▸ **EXERCISE PROMPT**: Pictures do not belong in the copy, so please give every entry below again exactly.

▸ **LISTED RECORDS**:
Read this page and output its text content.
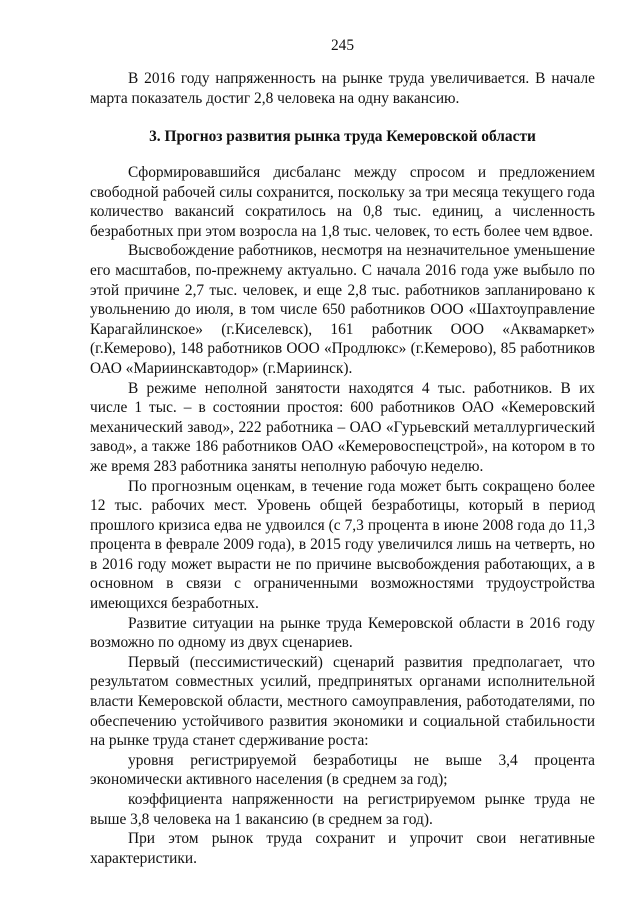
245

В 2016 году напряженность на рынке труда увеличивается. В начале марта показатель достиг 2,8 человека на одну вакансию.

3. Прогноз развития рынка труда Кемеровской области

Сформировавшийся дисбаланс между спросом и предложением свободной рабочей силы сохранится, поскольку за три месяца текущего года количество вакансий сократилось на 0,8 тыс. единиц, а численность безработных при этом возросла на 1,8 тыс. человек, то есть более чем вдвое.

Высвобождение работников, несмотря на незначительное уменьшение его масштабов, по-прежнему актуально. С начала 2016 года уже выбыло по этой причине 2,7 тыс. человек, и еще 2,8 тыс. работников запланировано к увольнению до июля, в том числе 650 работников ООО «Шахтоуправление Карагайлинское» (г.Киселевск), 161 работник ООО «Аквамаркет» (г.Кемерово), 148 работников ООО «Продлюкс» (г.Кемерово), 85 работников ОАО «Мариинскавтодор» (г.Мариинск).

В режиме неполной занятости находятся 4 тыс. работников. В их числе 1 тыс. – в состоянии простоя: 600 работников ОАО «Кемеровский механический завод», 222 работника – ОАО «Гурьевский металлургический завод», а также 186 работников ОАО «Кемеровоспецстрой», на котором в то же время 283 работника заняты неполную рабочую неделю.

По прогнозным оценкам, в течение года может быть сокращено более 12 тыс. рабочих мест. Уровень общей безработицы, который в период прошлого кризиса едва не удвоился (с 7,3 процента в июне 2008 года до 11,3 процента в феврале 2009 года), в 2015 году увеличился лишь на четверть, но в 2016 году может вырасти не по причине высвобождения работающих, а в основном в связи с ограниченными возможностями трудоустройства имеющихся безработных.

Развитие ситуации на рынке труда Кемеровской области в 2016 году возможно по одному из двух сценариев.

Первый (пессимистический) сценарий развития предполагает, что результатом совместных усилий, предпринятых органами исполнительной власти Кемеровской области, местного самоуправления, работодателями, по обеспечению устойчивого развития экономики и социальной стабильности на рынке труда станет сдерживание роста:

уровня регистрируемой безработицы не выше 3,4 процента экономически активного населения (в среднем за год);

коэффициента напряженности на регистрируемом рынке труда не выше 3,8 человека на 1 вакансию (в среднем за год).

При этом рынок труда сохранит и упрочит свои негативные характеристики.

▸ **SOLUTION TO THIS TASK**:
Read this page and output its text content.
245

В 2016 году напряженность на рынке труда увеличивается. В начале марта показатель достиг 2,8 человека на одну вакансию.

3. Прогноз развития рынка труда Кемеровской области

Сформировавшийся дисбаланс между спросом и предложением свободной рабочей силы сохранится, поскольку за три месяца текущего года количество вакансий сократилось на 0,8 тыс. единиц, а численность безработных при этом возросла на 1,8 тыс. человек, то есть более чем вдвое.

Высвобождение работников, несмотря на незначительное уменьшение его масштабов, по-прежнему актуально. С начала 2016 года уже выбыло по этой причине 2,7 тыс. человек, и еще 2,8 тыс. работников запланировано к увольнению до июля, в том числе 650 работников ООО «Шахтоуправление Карагайлинское» (г.Киселевск), 161 работник ООО «Аквамаркет» (г.Кемерово), 148 работников ООО «Продлюкс» (г.Кемерово), 85 работников ОАО «Мариинскавтодор» (г.Мариинск).

В режиме неполной занятости находятся 4 тыс. работников. В их числе 1 тыс. – в состоянии простоя: 600 работников ОАО «Кемеровский механический завод», 222 работника – ОАО «Гурьевский металлургический завод», а также 186 работников ОАО «Кемеровоспецстрой», на котором в то же время 283 работника заняты неполную рабочую неделю.

По прогнозным оценкам, в течение года может быть сокращено более 12 тыс. рабочих мест. Уровень общей безработицы, который в период прошлого кризиса едва не удвоился (с 7,3 процента в июне 2008 года до 11,3 процента в феврале 2009 года), в 2015 году увеличился лишь на четверть, но в 2016 году может вырасти не по причине высвобождения работающих, а в основном в связи с ограниченными возможностями трудоустройства имеющихся безработных.

Развитие ситуации на рынке труда Кемеровской области в 2016 году возможно по одному из двух сценариев.

Первый (пессимистический) сценарий развития предполагает, что результатом совместных усилий, предпринятых органами исполнительной власти Кемеровской области, местного самоуправления, работодателями, по обеспечению устойчивого развития экономики и социальной стабильности на рынке труда станет сдерживание роста:

уровня регистрируемой безработицы не выше 3,4 процента экономически активного населения (в среднем за год);

коэффициента напряженности на регистрируемом рынке труда не выше 3,8 человека на 1 вакансию (в среднем за год).

При этом рынок труда сохранит и упрочит свои негативные характеристики.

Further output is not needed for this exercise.